** Begin **

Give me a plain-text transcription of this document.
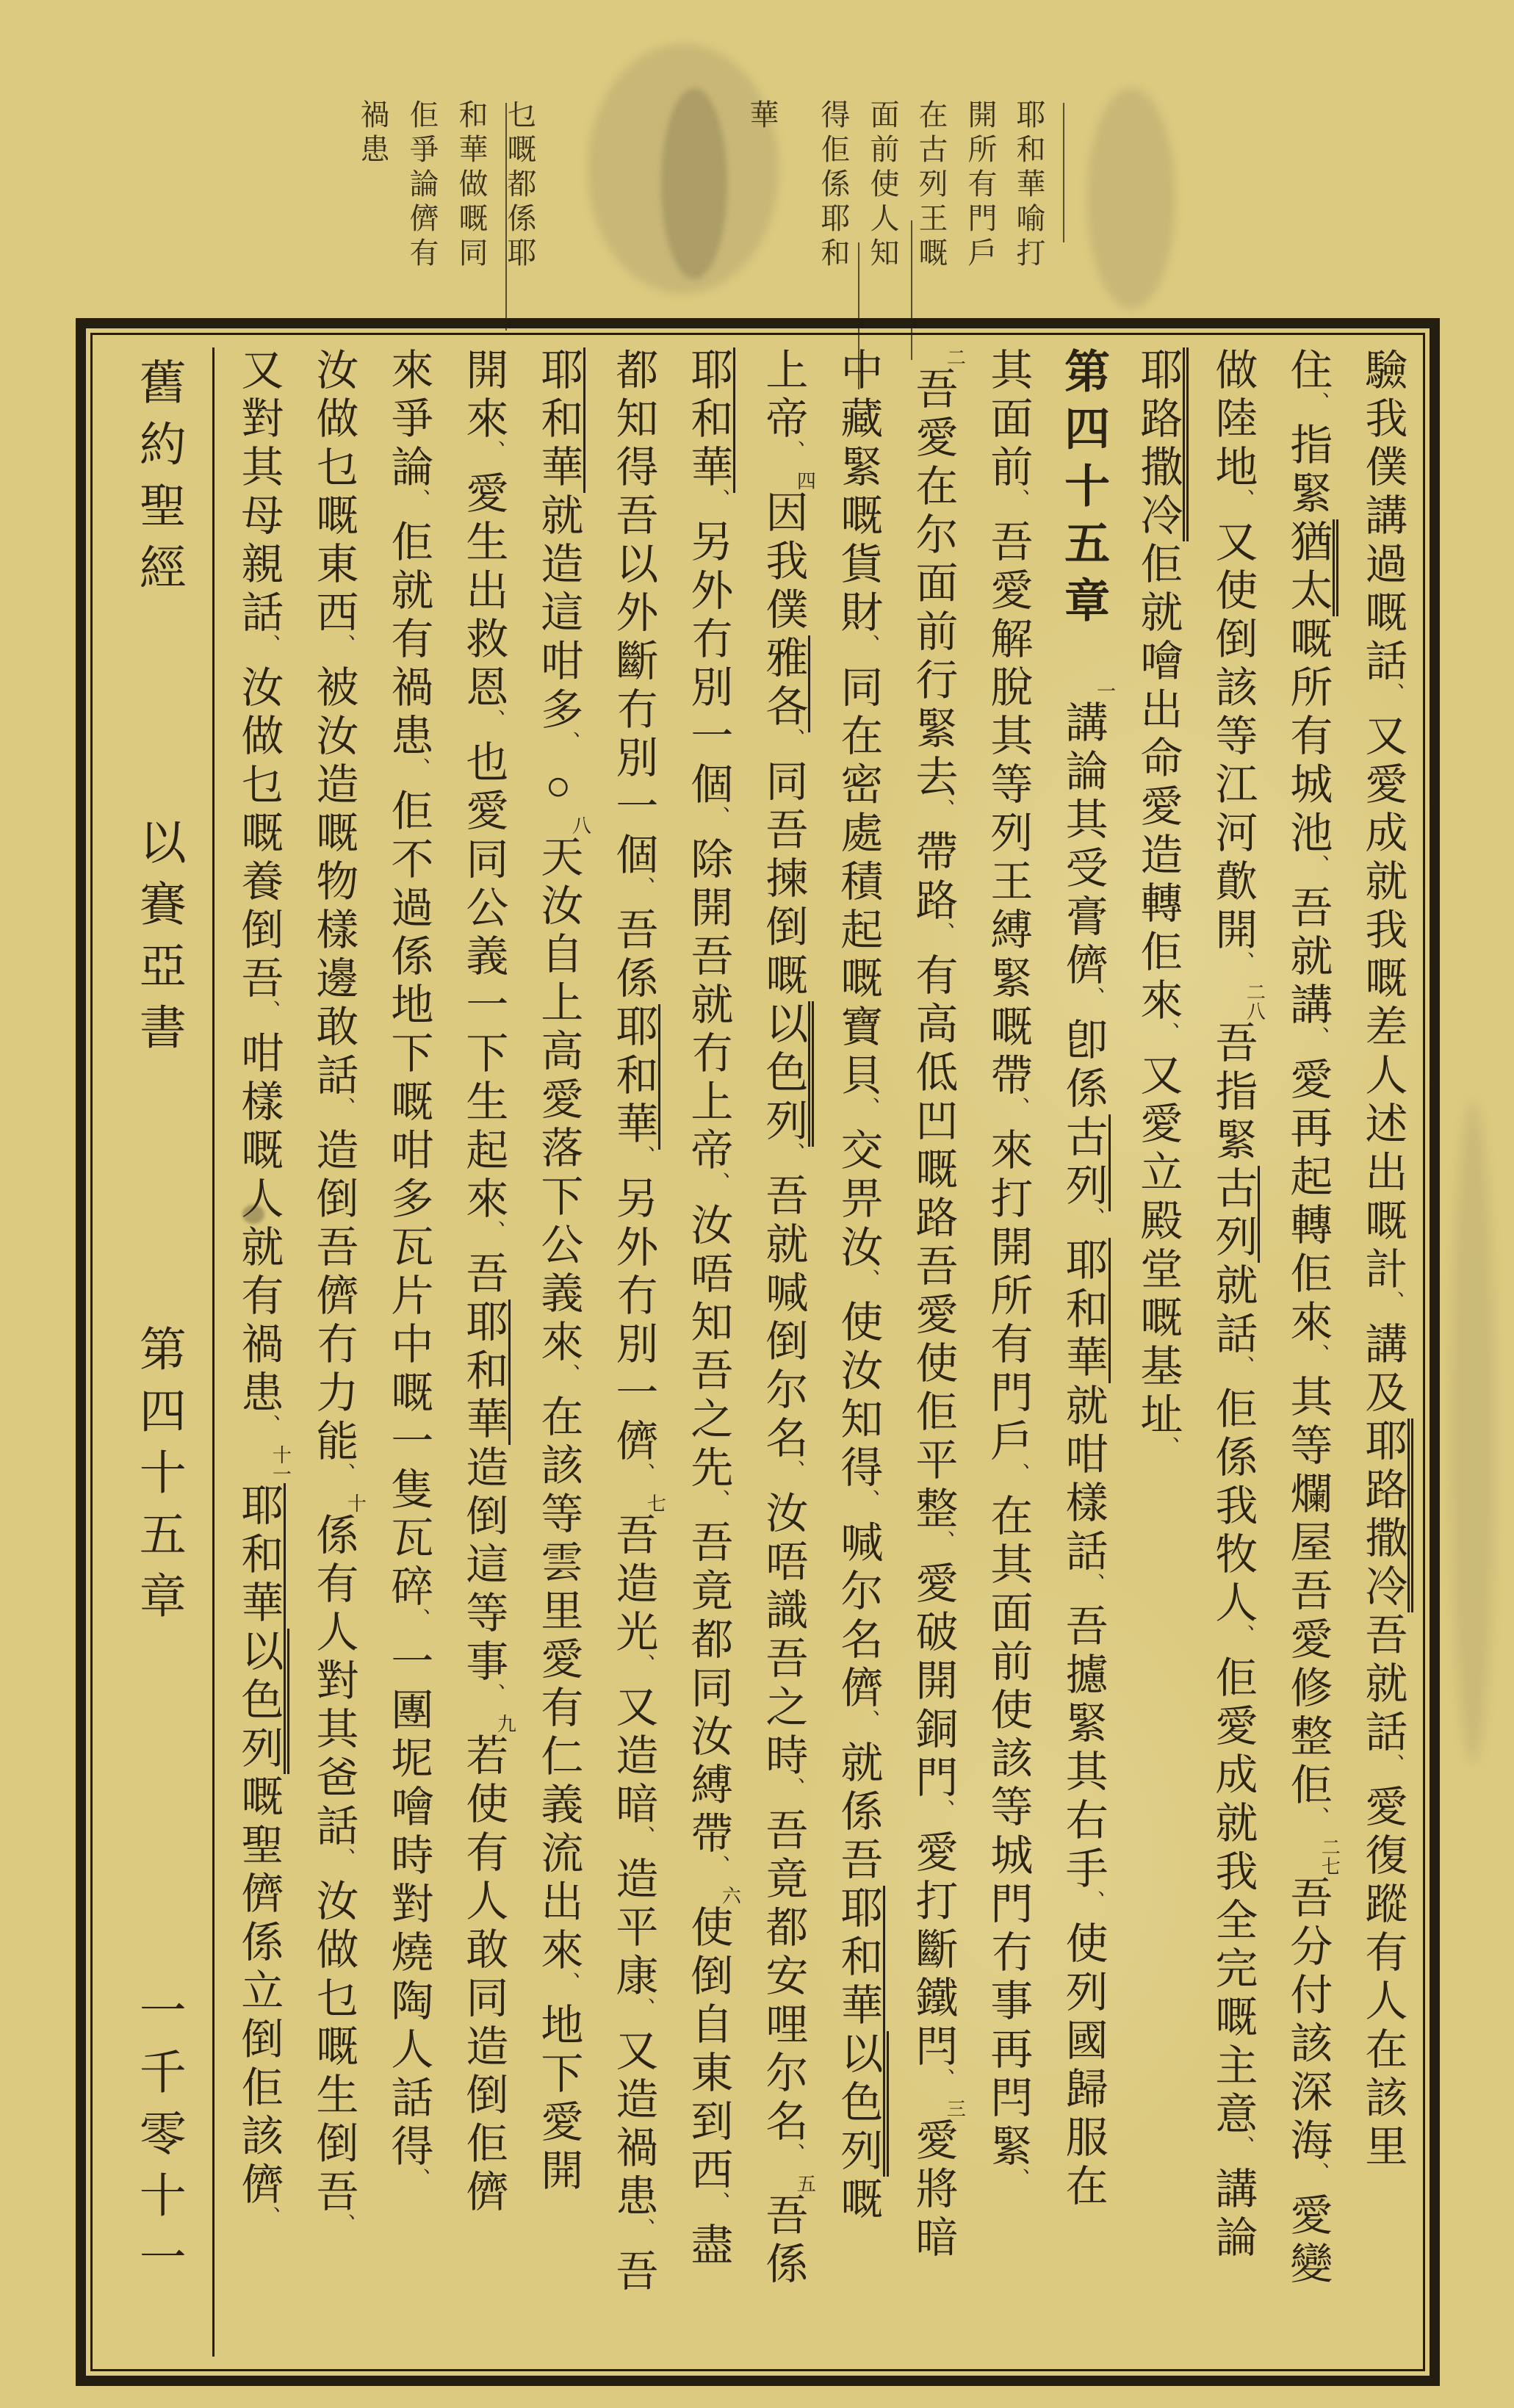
驗我僕講過嘅話、又愛成就我嘅差人述出嘅計、講及耶路撒冷吾就話、愛復蹤有人在該里
住、指緊猶太嘅所有城池、吾就講、愛再起轉佢來、其等爛屋吾愛修整佢、二七吾分付該深海、愛變
做陸地、又使倒該等江河歕開、二八吾指緊古列就話、佢係我牧人、佢愛成就我全完嘅主意、講論
耶路撒冷佢就噲出命愛造轉佢來、又愛立殿堂嘅基址、
第四十五章一講論其受膏儕、卽係古列、耶和華就咁樣話、吾攄緊其右手、使列國歸服在
其面前、吾愛解脫其等列王縛緊嘅帶、來打開所有門戶、在其面前使該等城門冇事再閂緊、
二吾愛在尔面前行緊去、帶路、有高低凹嘅路吾愛使佢平整、愛破開銅門、愛打斷鐵閂、三愛將暗
中藏緊嘅貨財、同在密處積起嘅寶貝、交畀汝、使汝知得、喊尔名儕、就係吾耶和華以色列嘅
上帝、四因我僕雅各、同吾揀倒嘅以色列、吾就喊倒尔名、汝唔識吾之時、吾竟都安哩尔名、五吾係
耶和華、另外冇別一個、除開吾就冇上帝、汝唔知吾之先、吾竟都同汝縛帶、六使倒自東到西、盡
都知得吾以外斷冇別一個、吾係耶和華、另外冇別一儕、七吾造光、又造暗、造平康、又造禍患、吾
耶和華就造這咁多、○八天汝自上高愛落下公義來、在該等雲里愛有仁義流出來、地下愛開
開來、愛生出救恩、也愛同公義一下生起來、吾耶和華造倒這等事、九若使有人敢同造倒佢儕
來爭論、佢就有禍患、佢不過係地下嘅咁多瓦片中嘅一隻瓦碎、一團坭噲時對燒陶人話得、
汝做乜嘅東西、被汝造嘅物樣邊敢話、造倒吾儕冇力能、十係有人對其爸話、汝做乜嘅生倒吾、
又對其母親話、汝做乜嘅養倒吾、咁樣嘅人就有禍患、十一耶和華以色列嘅聖儕係立倒佢該儕、
舊約聖經
以賽亞書
第四十五章
一千零十一
耶和華喻打
開所有門戶
在古列王嘅
面前使人知
得佢係耶和
華
乜嘅都係耶
和華做嘅同
佢爭論儕有
禍患
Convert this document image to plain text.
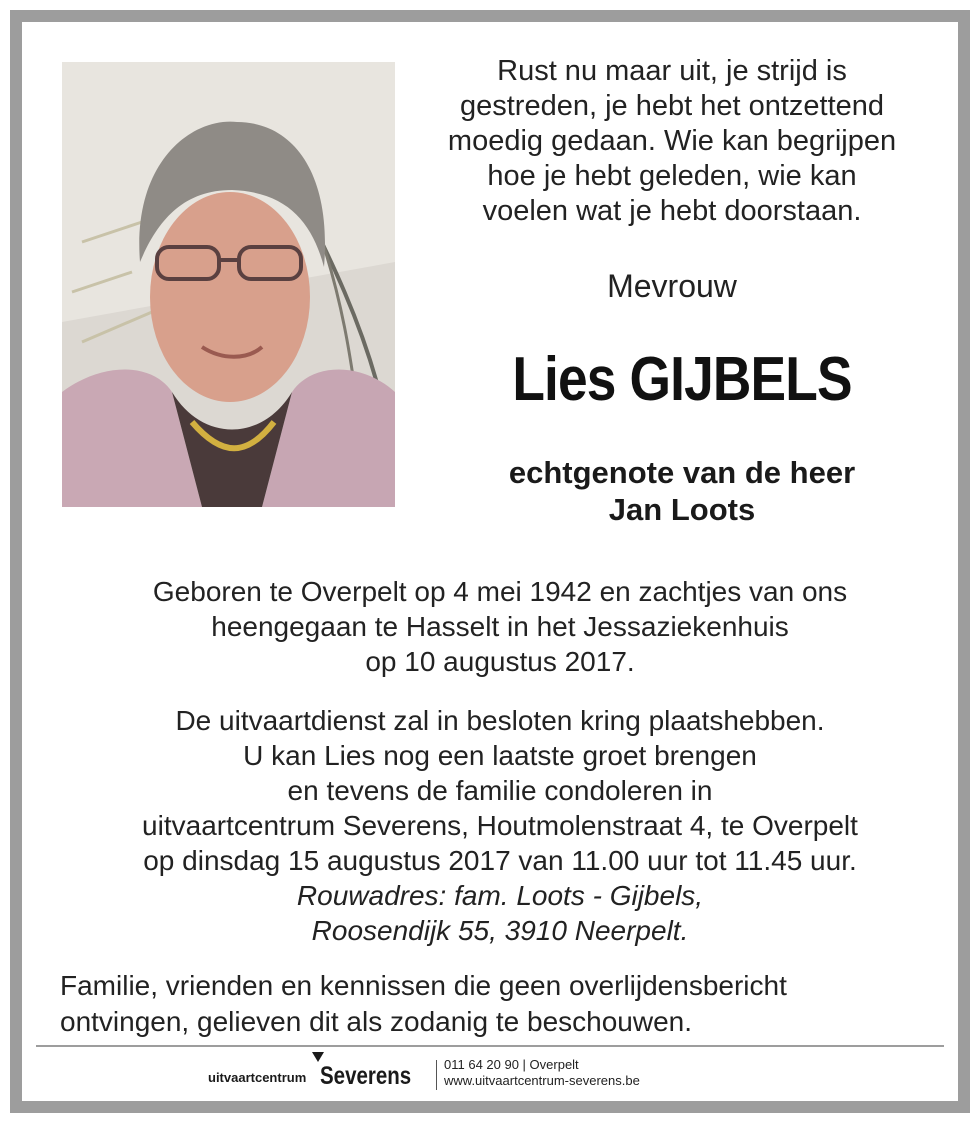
Rust nu maar uit, je strijd is
gestreden, je hebt het ontzettend
moedig gedaan. Wie kan begrijpen
hoe je hebt geleden, wie kan
voelen wat je hebt doorstaan.
Mevrouw
Lies GIJBELS
echtgenote van de heer
Jan Loots
Geboren te Overpelt op 4 mei 1942 en zachtjes van ons
heengegaan te Hasselt in het Jessaziekenhuis
op 10 augustus 2017.
De uitvaartdienst zal in besloten kring plaatshebben.
U kan Lies nog een laatste groet brengen
en tevens de familie condoleren in
uitvaartcentrum Severens, Houtmolenstraat 4, te Overpelt
op dinsdag 15 augustus 2017 van 11.00 uur tot 11.45 uur.
Rouwadres: fam. Loots - Gijbels,
Roosendijk 55, 3910 Neerpelt.
Familie, vrienden en kennissen die geen overlijdensbericht
ontvingen, gelieven dit als zodanig te beschouwen.
uitvaartcentrum Severens	011 64 20 90 | Overpelt
www.uitvaartcentrum-severens.be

** End **

Direction: Repeat the material verbatim. Do not carry over any picture.

Answer to this task:
Give me a plain-text transcription of this document.
驗我僕講過嘅話、又愛成就我嘅差人述出嘅計、講及耶路撒冷吾就話、愛復蹤有人在該里
住、指緊猶太嘅所有城池、吾就講、愛再起轉佢來、其等爛屋吾愛修整佢、二七吾分付該深海、愛變
做陸地、又使倒該等江河歕開、二八吾指緊古列就話、佢係我牧人、佢愛成就我全完嘅主意、講論
耶路撒冷佢就噲出命愛造轉佢來、又愛立殿堂嘅基址、
第四十五章一講論其受膏儕、卽係古列、耶和華就咁樣話、吾攄緊其右手、使列國歸服在
其面前、吾愛解脫其等列王縛緊嘅帶、來打開所有門戶、在其面前使該等城門冇事再閂緊、
二吾愛在尔面前行緊去、帶路、有高低凹嘅路吾愛使佢平整、愛破開銅門、愛打斷鐵閂、三愛將暗
中藏緊嘅貨財、同在密處積起嘅寶貝、交畀汝、使汝知得、喊尔名儕、就係吾耶和華以色列嘅
上帝、四因我僕雅各、同吾揀倒嘅以色列、吾就喊倒尔名、汝唔識吾之時、吾竟都安哩尔名、五吾係
耶和華、另外冇別一個、除開吾就冇上帝、汝唔知吾之先、吾竟都同汝縛帶、六使倒自東到西、盡
都知得吾以外斷冇別一個、吾係耶和華、另外冇別一儕、七吾造光、又造暗、造平康、又造禍患、吾
耶和華就造這咁多、○八天汝自上高愛落下公義來、在該等雲里愛有仁義流出來、地下愛開
開來、愛生出救恩、也愛同公義一下生起來、吾耶和華造倒這等事、九若使有人敢同造倒佢儕
來爭論、佢就有禍患、佢不過係地下嘅咁多瓦片中嘅一隻瓦碎、一團坭噲時對燒陶人話得、
汝做乜嘅東西、被汝造嘅物樣邊敢話、造倒吾儕冇力能、十係有人對其爸話、汝做乜嘅生倒吾、
又對其母親話、汝做乜嘅養倒吾、咁樣嘅人就有禍患、十一耶和華以色列嘅聖儕係立倒佢該儕、
舊約聖經
以賽亞書
第四十五章
一千零十一
耶和華喻打
開所有門戶
在古列王嘅
面前使人知
得佢係耶和
華
乜嘅都係耶
和華做嘅同
佢爭論儕有
禍患
Convert this document image to plain text.
Rust nu maar uit, je strijd is
gestreden, je hebt het ontzettend
moedig gedaan. Wie kan begrijpen
hoe je hebt geleden, wie kan
voelen wat je hebt doorstaan.
Mevrouw
Lies GIJBELS
echtgenote van de heer
Jan Loots
Geboren te Overpelt op 4 mei 1942 en zachtjes van ons
heengegaan te Hasselt in het Jessaziekenhuis
op 10 augustus 2017.
De uitvaartdienst zal in besloten kring plaatshebben.
U kan Lies nog een laatste groet brengen
en tevens de familie condoleren in
uitvaartcentrum Severens, Houtmolenstraat 4, te Overpelt
op dinsdag 15 augustus 2017 van 11.00 uur tot 11.45 uur.
Rouwadres: fam. Loots - Gijbels,
Roosendijk 55, 3910 Neerpelt.
Familie, vrienden en kennissen die geen overlijdensbericht
ontvingen, gelieven dit als zodanig te beschouwen.
uitvaartcentrum Severens	011 64 20 90 | Overpelt
www.uitvaartcentrum-severens.be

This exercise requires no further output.